--- Begin MATERIAL SUPPLIED ---

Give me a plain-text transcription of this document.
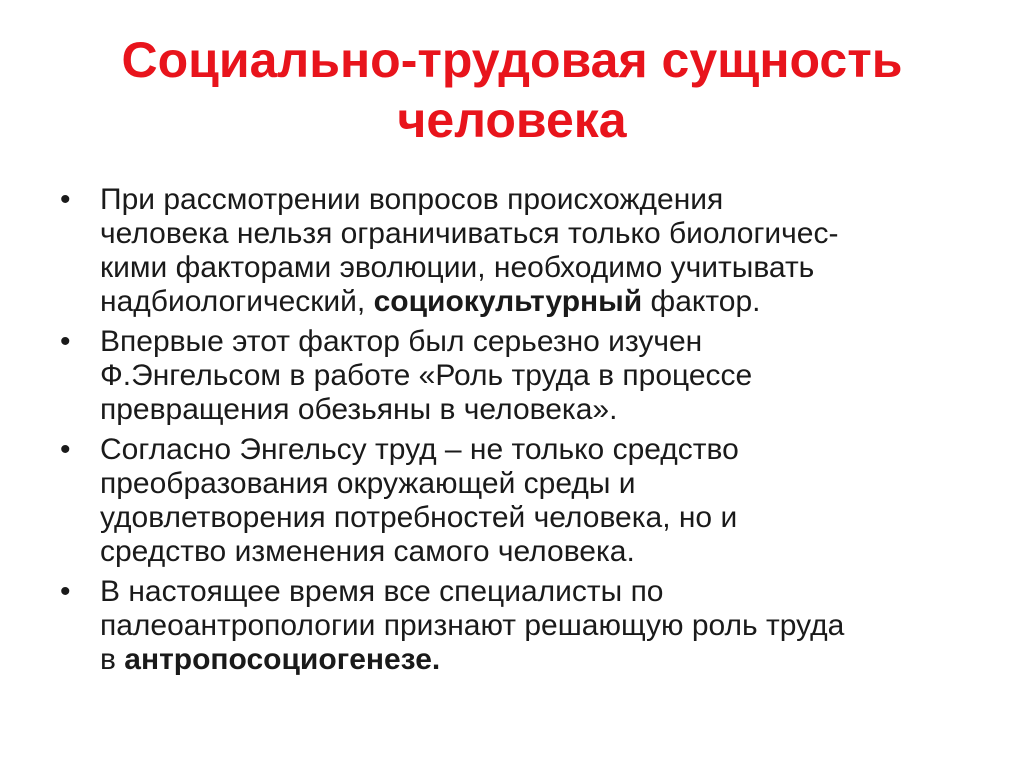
Социально-трудовая сущность
человека
• При рассмотрении вопросов происхождения
человека нельзя ограничиваться только биологичес-
кими факторами эволюции, необходимо учитывать
надбиологический, социокультурный фактор.
• Впервые этот фактор был серьезно изучен
Ф.Энгельсом в работе «Роль труда в процессе
превращения обезьяны в человека».
• Согласно Энгельсу труд – не только средство
преобразования окружающей среды и
удовлетворения потребностей человека, но и
средство изменения самого человека.
• В настоящее время все специалисты по
палеоантропологии признают решающую роль труда
в антропосоциогенезе.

--- End MATERIAL SUPPLIED ---

- _THE EXERCISE_
All of the data needs repeating exactly, but the pictures do not.

- _THE RESULT_
Give me a plain-text transcription of this document.
Социально-трудовая сущность
человека
• При рассмотрении вопросов происхождения
человека нельзя ограничиваться только биологичес-
кими факторами эволюции, необходимо учитывать
надбиологический, социокультурный фактор.
• Впервые этот фактор был серьезно изучен
Ф.Энгельсом в работе «Роль труда в процессе
превращения обезьяны в человека».
• Согласно Энгельсу труд – не только средство
преобразования окружающей среды и
удовлетворения потребностей человека, но и
средство изменения самого человека.
• В настоящее время все специалисты по
палеоантропологии признают решающую роль труда
в антропосоциогенезе.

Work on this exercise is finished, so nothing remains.